PROBLEM TO WORK ON: Examine the entries below, count the lines holding the string "Zoom", and respond with the number only.

EXTRACTED MATERIAL:
_ _ _ _
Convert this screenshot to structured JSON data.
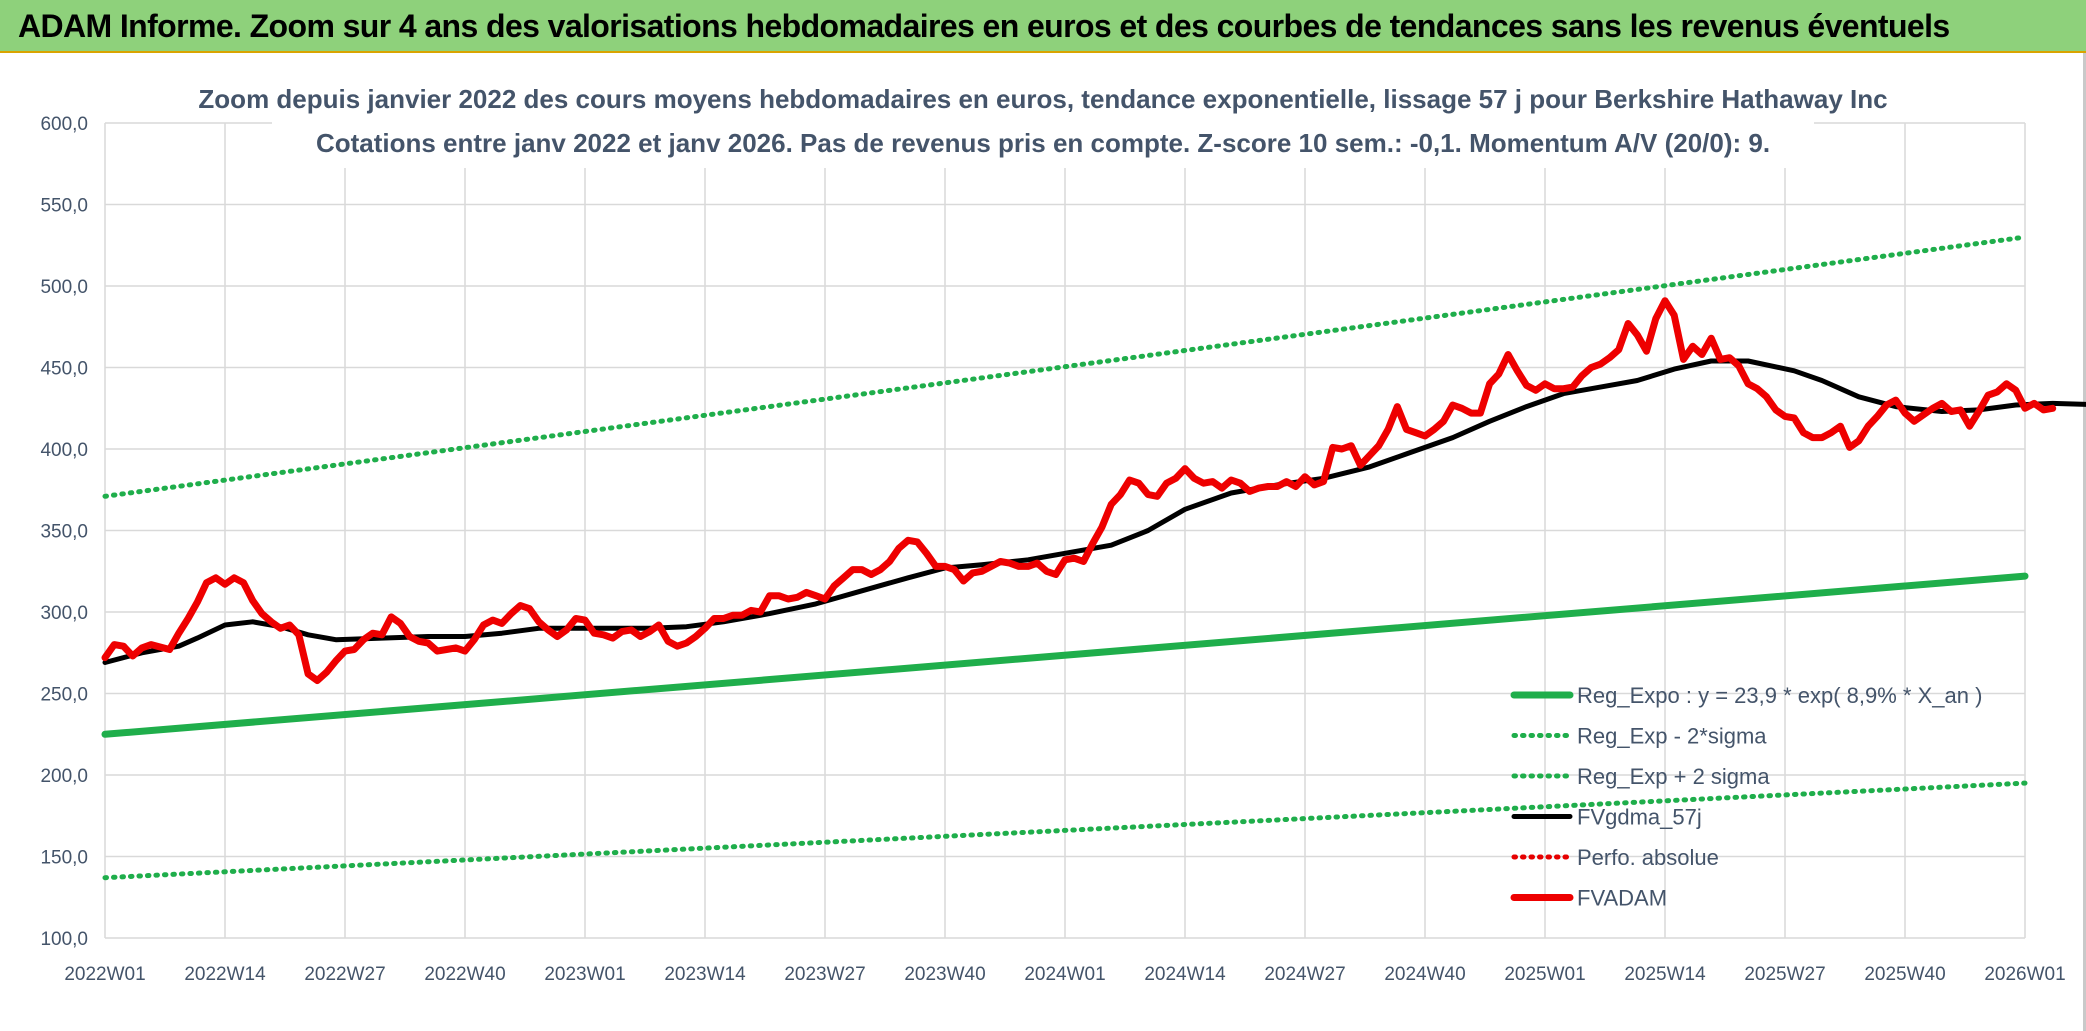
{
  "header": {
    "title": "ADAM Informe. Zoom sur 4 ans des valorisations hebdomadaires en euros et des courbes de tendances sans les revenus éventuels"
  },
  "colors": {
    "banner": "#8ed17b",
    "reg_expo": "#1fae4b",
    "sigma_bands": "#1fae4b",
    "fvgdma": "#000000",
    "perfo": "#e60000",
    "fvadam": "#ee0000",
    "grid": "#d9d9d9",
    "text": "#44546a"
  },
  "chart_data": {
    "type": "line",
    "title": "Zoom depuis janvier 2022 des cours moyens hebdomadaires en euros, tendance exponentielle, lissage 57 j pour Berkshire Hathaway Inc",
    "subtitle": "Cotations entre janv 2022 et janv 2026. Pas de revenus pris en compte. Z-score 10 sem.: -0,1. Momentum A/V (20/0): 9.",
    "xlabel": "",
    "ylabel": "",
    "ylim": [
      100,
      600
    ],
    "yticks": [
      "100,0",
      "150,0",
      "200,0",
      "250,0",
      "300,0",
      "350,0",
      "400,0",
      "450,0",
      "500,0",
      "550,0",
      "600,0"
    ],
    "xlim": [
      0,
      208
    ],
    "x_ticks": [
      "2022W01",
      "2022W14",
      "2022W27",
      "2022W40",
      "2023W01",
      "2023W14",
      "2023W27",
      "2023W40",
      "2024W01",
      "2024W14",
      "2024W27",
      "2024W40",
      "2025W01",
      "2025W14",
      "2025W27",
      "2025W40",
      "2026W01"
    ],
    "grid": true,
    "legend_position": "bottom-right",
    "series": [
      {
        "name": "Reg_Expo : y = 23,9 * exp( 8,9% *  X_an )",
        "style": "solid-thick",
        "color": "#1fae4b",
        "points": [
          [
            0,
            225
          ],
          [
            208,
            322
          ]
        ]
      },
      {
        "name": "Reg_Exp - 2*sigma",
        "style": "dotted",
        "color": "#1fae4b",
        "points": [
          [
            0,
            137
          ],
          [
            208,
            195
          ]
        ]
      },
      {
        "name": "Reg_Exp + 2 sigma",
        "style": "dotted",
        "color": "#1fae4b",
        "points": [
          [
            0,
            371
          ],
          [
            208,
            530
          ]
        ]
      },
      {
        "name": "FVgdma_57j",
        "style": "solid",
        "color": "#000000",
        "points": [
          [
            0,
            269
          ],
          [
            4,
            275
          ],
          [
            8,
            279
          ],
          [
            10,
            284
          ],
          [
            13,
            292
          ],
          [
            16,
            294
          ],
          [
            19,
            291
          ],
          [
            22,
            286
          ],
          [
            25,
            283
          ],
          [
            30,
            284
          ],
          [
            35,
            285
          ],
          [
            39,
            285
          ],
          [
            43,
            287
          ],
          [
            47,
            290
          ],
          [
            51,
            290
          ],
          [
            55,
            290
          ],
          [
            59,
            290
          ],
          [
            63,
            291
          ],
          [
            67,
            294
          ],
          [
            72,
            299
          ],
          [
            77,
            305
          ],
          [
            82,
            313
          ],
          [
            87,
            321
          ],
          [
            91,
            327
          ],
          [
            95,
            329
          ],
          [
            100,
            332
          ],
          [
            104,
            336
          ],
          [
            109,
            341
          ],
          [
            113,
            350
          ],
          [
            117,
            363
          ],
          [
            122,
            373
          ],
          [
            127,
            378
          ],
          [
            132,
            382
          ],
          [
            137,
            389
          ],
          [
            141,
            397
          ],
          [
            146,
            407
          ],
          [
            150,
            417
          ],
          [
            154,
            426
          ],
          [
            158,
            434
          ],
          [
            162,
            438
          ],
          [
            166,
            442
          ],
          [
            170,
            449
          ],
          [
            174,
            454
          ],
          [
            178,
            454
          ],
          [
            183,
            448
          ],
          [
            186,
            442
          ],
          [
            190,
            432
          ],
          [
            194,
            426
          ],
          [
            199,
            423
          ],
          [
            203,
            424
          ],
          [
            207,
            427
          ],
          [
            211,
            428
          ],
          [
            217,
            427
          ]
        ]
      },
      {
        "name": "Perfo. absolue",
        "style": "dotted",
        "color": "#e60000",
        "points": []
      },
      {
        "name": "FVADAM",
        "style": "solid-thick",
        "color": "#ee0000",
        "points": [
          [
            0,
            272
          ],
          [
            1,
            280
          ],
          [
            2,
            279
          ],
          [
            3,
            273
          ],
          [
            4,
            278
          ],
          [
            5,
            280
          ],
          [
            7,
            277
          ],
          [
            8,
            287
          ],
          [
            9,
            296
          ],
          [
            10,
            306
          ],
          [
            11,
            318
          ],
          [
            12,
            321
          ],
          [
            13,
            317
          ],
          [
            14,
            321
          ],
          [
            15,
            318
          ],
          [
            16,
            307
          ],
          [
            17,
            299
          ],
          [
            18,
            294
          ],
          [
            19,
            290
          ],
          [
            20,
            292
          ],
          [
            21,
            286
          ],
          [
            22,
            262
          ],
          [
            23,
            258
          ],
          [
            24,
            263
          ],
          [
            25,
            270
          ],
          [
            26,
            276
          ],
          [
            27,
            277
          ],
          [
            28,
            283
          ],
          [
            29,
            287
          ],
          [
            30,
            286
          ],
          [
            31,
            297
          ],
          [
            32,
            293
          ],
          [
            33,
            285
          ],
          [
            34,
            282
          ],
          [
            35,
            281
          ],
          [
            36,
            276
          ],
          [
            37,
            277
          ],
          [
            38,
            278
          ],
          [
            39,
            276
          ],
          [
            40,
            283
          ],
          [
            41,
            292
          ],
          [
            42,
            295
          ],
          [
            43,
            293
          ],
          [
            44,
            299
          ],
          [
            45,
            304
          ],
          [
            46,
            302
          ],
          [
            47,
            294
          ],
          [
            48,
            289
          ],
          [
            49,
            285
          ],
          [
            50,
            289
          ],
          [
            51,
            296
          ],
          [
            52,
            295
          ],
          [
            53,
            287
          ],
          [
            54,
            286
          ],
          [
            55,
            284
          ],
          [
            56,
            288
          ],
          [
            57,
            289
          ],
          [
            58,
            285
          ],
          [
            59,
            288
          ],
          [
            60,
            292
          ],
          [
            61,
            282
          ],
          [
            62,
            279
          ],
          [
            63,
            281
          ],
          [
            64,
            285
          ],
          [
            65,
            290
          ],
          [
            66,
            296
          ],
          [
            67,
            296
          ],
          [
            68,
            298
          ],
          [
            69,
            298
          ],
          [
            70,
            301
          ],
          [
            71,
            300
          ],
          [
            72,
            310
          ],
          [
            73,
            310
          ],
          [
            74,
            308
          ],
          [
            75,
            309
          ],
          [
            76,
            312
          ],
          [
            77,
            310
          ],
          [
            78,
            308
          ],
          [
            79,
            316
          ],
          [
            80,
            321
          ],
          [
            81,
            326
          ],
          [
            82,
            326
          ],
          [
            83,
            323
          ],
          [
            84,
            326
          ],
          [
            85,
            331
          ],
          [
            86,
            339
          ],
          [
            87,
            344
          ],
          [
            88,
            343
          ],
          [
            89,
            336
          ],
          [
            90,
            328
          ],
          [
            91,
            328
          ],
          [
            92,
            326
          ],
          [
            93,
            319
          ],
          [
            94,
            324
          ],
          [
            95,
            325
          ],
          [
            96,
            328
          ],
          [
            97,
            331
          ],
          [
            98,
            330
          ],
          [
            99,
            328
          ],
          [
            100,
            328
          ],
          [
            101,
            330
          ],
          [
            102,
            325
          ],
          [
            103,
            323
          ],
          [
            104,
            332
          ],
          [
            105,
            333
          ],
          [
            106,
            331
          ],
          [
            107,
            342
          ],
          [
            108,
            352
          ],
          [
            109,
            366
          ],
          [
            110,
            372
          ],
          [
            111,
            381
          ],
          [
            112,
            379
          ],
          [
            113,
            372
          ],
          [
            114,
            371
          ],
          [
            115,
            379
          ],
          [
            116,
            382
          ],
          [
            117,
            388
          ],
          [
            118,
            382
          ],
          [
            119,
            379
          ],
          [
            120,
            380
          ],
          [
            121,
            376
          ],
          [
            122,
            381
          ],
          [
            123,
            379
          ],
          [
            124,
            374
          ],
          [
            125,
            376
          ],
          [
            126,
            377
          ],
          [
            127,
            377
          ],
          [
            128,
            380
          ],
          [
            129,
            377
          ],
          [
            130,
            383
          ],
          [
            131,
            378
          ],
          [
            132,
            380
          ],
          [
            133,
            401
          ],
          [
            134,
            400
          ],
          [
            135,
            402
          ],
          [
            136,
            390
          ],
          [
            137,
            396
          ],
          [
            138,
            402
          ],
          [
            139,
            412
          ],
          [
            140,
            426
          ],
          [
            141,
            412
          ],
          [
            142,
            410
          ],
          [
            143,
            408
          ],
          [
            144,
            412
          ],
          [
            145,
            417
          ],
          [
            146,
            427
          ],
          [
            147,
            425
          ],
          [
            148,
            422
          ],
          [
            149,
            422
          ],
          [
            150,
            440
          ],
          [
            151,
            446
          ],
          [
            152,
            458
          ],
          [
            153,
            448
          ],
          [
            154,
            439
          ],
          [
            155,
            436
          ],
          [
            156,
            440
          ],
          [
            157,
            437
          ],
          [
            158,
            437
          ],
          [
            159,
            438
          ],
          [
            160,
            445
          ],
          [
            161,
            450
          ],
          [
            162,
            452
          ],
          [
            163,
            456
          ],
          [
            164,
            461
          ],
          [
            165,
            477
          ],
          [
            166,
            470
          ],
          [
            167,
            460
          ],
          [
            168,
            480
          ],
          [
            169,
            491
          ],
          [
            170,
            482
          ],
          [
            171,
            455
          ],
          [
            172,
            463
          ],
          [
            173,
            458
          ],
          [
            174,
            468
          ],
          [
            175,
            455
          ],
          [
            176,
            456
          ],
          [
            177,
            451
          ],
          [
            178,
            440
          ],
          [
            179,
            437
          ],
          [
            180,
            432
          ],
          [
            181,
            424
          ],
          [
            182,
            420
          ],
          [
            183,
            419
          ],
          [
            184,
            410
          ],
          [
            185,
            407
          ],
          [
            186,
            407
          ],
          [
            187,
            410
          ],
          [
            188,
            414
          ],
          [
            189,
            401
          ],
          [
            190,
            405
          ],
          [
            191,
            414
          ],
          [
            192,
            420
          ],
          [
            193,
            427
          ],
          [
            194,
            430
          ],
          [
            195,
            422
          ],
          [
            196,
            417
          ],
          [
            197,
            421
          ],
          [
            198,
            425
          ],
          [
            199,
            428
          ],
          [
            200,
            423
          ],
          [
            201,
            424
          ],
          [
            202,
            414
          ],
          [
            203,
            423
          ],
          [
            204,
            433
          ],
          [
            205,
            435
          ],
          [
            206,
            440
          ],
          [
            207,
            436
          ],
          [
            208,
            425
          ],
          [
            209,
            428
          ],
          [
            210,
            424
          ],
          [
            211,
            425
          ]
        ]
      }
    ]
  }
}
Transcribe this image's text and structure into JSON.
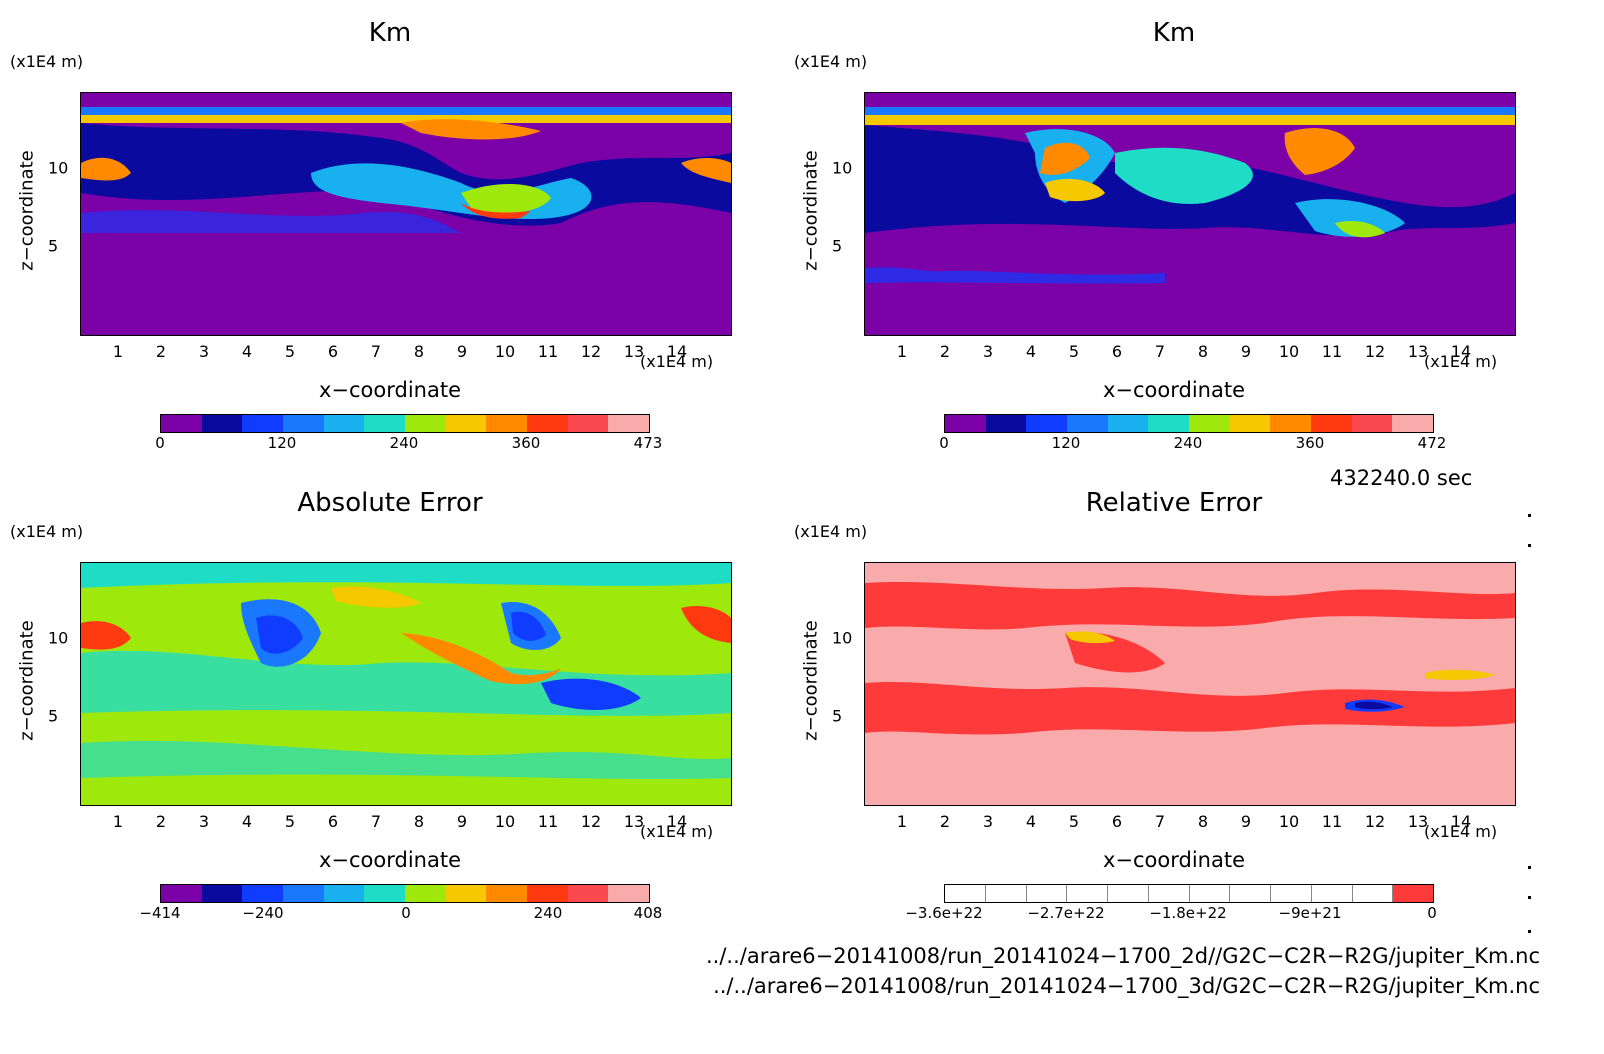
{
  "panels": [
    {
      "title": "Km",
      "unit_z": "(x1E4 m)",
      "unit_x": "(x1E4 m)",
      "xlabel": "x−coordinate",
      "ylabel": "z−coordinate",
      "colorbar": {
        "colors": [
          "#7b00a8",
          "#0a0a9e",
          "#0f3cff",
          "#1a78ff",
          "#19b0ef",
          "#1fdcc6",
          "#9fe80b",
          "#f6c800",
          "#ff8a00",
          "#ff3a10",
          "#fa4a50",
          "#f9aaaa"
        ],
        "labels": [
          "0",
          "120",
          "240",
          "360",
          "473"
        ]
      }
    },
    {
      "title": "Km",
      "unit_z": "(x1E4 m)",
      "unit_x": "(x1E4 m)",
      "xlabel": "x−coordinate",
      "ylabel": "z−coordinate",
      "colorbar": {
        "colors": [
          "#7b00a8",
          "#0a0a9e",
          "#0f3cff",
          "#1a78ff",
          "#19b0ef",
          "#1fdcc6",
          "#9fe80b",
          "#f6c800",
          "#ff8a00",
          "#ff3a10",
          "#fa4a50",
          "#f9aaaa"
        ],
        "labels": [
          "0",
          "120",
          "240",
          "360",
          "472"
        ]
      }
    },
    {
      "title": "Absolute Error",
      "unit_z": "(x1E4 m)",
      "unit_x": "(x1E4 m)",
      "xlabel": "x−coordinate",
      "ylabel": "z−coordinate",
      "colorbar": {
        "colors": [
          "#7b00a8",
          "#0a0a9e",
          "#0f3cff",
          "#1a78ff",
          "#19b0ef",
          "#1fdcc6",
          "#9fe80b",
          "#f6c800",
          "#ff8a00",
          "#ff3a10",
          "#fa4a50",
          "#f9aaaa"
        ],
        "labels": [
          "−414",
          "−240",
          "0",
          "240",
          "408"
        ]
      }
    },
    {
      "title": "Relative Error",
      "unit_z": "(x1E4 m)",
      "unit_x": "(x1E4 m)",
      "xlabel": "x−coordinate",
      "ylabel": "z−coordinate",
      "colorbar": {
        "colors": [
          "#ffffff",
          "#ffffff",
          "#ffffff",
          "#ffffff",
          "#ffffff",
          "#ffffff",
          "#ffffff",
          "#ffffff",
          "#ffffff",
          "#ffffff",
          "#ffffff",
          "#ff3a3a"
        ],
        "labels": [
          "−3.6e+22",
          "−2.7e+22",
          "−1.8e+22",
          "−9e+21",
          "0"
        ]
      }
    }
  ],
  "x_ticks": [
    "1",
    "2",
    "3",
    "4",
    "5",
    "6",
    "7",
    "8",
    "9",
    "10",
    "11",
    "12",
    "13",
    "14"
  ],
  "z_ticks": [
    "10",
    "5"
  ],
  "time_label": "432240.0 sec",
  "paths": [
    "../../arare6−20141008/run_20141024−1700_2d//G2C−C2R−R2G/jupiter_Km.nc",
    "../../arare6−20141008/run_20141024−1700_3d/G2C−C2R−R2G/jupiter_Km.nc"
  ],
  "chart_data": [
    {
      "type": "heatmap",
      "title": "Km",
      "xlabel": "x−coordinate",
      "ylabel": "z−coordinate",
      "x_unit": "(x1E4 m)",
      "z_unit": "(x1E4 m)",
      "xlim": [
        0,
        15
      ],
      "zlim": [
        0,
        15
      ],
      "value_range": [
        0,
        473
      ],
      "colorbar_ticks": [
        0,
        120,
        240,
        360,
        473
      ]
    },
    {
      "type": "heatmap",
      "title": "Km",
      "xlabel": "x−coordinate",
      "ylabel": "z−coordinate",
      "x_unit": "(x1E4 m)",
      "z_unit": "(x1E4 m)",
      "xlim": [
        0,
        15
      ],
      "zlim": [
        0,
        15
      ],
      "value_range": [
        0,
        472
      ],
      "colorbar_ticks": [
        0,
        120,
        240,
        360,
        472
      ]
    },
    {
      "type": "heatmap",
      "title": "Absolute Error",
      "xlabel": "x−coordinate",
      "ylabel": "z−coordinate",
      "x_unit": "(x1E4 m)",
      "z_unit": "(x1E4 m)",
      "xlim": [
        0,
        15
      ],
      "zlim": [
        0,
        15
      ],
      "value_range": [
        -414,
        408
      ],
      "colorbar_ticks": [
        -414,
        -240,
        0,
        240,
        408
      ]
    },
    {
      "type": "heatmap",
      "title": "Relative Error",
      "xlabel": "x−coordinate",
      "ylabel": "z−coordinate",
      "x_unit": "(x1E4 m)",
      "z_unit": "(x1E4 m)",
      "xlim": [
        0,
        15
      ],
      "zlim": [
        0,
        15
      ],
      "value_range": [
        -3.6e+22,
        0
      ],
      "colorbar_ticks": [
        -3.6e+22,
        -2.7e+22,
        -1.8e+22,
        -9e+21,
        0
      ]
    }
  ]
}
_ _ _ _
EXERCISE RESPONSE: 2